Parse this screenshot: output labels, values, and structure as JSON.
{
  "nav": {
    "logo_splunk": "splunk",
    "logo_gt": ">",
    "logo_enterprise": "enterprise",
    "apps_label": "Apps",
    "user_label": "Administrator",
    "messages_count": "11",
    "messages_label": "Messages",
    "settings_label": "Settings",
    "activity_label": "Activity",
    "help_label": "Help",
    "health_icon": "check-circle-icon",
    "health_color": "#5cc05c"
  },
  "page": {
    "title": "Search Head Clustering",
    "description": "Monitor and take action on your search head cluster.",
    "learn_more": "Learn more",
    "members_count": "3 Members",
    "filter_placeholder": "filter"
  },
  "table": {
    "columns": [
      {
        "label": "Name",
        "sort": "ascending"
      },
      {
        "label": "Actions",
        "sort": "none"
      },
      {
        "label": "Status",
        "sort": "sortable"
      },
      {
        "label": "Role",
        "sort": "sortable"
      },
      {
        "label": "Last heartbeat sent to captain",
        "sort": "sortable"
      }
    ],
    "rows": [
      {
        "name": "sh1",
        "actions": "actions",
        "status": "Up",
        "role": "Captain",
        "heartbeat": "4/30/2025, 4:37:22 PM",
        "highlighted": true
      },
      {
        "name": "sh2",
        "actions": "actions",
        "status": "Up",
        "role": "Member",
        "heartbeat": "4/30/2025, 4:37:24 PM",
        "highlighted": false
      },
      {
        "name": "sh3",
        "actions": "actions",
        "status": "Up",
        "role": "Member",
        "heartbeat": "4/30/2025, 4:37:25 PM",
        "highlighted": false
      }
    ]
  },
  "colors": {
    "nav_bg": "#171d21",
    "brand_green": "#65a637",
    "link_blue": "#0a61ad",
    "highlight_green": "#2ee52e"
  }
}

* * *

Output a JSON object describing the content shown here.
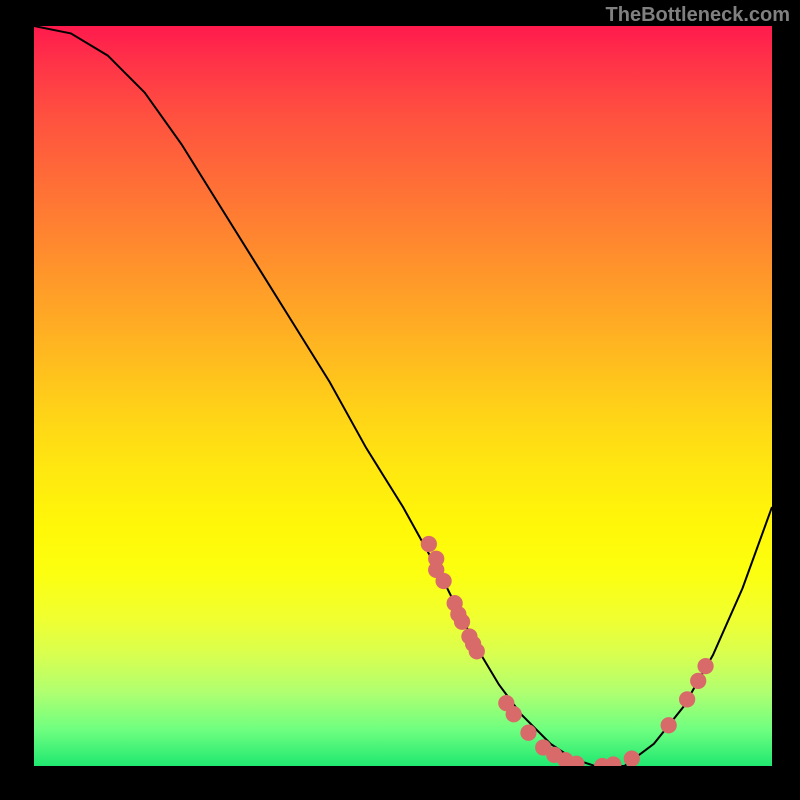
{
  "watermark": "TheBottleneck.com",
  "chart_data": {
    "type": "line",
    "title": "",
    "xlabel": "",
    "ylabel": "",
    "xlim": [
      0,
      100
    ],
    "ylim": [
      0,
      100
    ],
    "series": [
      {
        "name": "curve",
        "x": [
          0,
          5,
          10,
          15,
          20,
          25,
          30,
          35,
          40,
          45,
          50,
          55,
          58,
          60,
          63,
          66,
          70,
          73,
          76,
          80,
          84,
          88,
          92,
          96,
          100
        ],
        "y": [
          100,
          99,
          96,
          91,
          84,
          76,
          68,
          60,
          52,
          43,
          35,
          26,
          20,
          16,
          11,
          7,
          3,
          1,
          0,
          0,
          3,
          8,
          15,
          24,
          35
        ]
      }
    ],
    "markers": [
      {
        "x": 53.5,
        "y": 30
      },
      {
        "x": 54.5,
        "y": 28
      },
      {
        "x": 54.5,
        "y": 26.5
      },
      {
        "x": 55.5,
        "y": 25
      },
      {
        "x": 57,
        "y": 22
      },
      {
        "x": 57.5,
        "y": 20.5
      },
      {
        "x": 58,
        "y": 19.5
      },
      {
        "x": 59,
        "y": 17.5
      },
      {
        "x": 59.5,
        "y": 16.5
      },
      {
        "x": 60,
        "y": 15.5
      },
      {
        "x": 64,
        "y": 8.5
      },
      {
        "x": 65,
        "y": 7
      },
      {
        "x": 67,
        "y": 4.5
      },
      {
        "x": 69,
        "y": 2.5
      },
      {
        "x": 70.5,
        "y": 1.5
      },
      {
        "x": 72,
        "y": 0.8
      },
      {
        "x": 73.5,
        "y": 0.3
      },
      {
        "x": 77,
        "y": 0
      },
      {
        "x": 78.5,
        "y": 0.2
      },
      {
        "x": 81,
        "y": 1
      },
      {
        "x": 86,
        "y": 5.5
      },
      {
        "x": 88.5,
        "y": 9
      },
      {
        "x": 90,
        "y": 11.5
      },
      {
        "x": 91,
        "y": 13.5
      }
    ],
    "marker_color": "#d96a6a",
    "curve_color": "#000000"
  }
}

• _Directive_
Go through the records above, find every line with the word "title", and list those lines.

• _Solution_
    "title": "Search Head Clustering",
    "title": "",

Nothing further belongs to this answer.